(Task data)

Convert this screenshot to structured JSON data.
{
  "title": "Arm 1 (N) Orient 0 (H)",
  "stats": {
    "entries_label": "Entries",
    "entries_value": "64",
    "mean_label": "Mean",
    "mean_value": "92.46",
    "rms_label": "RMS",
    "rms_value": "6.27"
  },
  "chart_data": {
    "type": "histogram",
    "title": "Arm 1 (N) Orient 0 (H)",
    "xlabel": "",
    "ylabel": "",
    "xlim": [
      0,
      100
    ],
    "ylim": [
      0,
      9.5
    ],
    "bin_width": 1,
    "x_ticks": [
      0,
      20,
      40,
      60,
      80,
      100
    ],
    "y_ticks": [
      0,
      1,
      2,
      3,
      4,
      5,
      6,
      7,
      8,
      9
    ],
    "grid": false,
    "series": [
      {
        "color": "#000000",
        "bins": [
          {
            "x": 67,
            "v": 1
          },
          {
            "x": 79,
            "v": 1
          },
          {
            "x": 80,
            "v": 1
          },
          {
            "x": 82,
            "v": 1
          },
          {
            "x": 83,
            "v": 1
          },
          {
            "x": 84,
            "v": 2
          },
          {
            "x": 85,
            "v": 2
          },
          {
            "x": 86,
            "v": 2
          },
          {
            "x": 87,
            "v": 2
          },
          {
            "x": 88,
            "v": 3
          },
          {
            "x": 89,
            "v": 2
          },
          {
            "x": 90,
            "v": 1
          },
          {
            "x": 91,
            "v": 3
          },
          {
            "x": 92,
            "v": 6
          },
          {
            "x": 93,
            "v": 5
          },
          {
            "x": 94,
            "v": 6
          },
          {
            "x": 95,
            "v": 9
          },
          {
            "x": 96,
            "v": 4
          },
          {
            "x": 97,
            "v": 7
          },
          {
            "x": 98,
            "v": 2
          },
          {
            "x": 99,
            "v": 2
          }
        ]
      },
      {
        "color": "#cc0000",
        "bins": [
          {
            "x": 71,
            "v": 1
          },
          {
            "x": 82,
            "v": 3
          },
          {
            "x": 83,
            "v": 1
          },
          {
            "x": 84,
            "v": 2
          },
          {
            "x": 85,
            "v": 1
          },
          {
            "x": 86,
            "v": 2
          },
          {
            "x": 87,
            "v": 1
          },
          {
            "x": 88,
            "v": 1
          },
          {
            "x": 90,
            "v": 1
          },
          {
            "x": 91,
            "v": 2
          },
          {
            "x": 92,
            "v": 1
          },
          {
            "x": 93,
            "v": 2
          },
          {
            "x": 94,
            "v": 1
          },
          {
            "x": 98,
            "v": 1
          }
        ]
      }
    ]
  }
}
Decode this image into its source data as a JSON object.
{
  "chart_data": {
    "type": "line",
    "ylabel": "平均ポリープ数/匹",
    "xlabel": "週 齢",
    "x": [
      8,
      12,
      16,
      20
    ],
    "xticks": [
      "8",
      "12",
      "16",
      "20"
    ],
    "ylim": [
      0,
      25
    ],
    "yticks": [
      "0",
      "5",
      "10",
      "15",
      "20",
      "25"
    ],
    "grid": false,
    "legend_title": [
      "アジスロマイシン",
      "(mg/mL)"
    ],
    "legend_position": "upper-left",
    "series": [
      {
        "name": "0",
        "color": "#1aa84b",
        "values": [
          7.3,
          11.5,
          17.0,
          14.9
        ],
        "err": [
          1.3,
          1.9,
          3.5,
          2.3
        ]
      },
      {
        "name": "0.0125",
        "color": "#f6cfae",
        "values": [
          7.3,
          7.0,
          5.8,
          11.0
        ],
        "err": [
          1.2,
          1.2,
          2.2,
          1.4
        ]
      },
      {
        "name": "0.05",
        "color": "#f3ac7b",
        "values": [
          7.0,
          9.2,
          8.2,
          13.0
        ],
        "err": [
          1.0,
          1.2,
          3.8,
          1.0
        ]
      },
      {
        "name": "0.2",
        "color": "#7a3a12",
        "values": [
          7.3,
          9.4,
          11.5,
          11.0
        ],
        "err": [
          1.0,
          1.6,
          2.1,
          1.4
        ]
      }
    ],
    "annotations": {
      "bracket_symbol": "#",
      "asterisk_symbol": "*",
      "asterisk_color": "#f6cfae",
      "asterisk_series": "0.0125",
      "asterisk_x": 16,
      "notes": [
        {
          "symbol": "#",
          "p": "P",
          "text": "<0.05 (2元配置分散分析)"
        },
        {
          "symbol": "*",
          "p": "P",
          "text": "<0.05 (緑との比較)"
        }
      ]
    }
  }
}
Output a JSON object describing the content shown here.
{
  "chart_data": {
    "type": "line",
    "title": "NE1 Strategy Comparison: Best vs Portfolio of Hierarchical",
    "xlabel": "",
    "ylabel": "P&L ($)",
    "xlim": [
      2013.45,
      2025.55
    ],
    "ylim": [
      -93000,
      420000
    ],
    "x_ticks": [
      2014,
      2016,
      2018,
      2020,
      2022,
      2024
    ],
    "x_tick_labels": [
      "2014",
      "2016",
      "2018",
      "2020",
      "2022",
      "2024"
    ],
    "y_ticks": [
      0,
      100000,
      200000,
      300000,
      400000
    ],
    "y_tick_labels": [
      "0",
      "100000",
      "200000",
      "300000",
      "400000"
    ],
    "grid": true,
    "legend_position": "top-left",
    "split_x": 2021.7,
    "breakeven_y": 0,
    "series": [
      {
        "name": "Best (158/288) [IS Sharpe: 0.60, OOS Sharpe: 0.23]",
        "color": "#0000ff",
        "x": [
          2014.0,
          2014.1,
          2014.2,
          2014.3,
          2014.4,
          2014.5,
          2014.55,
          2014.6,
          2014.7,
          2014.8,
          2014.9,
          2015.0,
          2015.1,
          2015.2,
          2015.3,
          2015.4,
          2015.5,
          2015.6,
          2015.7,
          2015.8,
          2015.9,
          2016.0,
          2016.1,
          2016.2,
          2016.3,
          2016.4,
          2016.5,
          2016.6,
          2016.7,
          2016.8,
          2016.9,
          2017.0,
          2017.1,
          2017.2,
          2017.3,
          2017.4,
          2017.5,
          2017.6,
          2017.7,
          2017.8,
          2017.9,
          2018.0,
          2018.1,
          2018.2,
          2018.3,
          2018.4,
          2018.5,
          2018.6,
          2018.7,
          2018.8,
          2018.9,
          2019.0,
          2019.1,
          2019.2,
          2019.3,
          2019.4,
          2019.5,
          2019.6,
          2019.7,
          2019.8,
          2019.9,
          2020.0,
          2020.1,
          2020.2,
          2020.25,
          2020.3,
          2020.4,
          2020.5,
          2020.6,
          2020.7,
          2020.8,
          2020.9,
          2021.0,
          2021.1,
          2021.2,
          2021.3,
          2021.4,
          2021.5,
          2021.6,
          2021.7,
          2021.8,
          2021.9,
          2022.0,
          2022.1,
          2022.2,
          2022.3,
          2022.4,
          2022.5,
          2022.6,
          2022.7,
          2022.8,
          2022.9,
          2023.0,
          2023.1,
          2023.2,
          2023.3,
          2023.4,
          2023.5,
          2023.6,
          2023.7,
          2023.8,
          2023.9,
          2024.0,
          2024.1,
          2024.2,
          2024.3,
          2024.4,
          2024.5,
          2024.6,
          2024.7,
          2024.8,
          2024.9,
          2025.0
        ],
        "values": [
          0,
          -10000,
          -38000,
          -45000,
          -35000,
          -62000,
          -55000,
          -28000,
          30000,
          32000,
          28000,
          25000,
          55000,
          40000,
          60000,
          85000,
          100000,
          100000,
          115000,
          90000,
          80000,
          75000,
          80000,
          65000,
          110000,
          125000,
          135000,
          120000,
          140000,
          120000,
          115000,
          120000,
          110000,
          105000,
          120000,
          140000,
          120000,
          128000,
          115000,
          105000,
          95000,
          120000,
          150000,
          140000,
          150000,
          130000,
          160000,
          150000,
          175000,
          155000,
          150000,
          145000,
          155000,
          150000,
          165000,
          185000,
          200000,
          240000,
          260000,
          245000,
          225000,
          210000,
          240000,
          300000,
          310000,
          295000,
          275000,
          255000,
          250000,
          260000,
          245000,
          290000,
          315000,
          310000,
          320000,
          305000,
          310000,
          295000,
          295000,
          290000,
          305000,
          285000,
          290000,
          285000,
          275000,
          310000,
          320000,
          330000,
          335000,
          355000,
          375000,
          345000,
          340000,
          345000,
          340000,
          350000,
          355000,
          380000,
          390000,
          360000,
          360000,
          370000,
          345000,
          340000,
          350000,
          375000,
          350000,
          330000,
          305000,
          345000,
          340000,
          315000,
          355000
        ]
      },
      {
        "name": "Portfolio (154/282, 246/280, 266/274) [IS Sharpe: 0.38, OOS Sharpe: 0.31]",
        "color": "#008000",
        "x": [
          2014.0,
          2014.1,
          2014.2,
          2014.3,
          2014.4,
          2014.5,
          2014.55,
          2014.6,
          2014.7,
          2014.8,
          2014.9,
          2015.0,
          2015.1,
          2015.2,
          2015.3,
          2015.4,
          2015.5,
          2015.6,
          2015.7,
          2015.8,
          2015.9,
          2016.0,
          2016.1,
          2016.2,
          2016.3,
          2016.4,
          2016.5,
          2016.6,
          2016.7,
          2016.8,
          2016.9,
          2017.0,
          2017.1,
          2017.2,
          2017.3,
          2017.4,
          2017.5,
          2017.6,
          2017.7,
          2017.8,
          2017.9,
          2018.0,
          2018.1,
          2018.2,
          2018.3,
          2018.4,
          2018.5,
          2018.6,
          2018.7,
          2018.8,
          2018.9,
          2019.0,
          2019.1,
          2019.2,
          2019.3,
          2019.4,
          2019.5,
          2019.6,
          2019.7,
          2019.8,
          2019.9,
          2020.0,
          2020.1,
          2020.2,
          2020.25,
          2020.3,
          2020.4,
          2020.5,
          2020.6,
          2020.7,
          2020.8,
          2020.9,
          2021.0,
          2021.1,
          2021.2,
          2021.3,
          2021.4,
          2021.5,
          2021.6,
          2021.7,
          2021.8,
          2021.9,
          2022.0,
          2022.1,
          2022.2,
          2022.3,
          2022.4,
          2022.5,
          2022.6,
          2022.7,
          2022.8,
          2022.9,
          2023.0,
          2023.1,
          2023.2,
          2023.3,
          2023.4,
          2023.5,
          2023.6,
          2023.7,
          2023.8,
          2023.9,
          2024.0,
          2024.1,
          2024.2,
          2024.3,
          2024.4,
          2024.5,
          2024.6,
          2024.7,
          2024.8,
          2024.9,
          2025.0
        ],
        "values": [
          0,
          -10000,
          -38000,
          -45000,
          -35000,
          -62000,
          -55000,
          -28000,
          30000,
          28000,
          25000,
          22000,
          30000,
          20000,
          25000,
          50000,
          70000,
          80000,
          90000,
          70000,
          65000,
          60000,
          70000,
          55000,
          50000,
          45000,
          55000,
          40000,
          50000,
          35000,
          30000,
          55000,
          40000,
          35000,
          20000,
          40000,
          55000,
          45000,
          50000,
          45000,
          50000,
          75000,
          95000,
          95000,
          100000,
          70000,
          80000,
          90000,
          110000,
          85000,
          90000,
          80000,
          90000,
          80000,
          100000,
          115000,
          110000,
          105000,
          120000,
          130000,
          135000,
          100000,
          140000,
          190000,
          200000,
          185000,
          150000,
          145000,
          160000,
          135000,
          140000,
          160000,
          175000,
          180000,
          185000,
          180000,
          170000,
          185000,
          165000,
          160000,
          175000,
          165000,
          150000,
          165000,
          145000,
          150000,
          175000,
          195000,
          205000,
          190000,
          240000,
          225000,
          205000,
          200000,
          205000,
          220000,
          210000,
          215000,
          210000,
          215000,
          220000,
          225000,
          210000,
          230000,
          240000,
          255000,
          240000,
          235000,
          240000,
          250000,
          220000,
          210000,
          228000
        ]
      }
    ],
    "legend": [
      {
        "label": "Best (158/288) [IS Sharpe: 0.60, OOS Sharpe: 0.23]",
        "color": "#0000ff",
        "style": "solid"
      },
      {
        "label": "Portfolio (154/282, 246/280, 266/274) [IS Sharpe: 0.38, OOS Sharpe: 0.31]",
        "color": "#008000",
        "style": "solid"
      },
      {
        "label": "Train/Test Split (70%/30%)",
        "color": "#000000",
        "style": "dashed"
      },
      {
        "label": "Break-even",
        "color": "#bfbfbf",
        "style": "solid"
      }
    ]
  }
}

(Problem to solve) Search the data for the string "this" and copy each line where it appears.

(Complete answer)
Convert this screenshot to structured JSON data.
Decode this image into its source data as a JSON object.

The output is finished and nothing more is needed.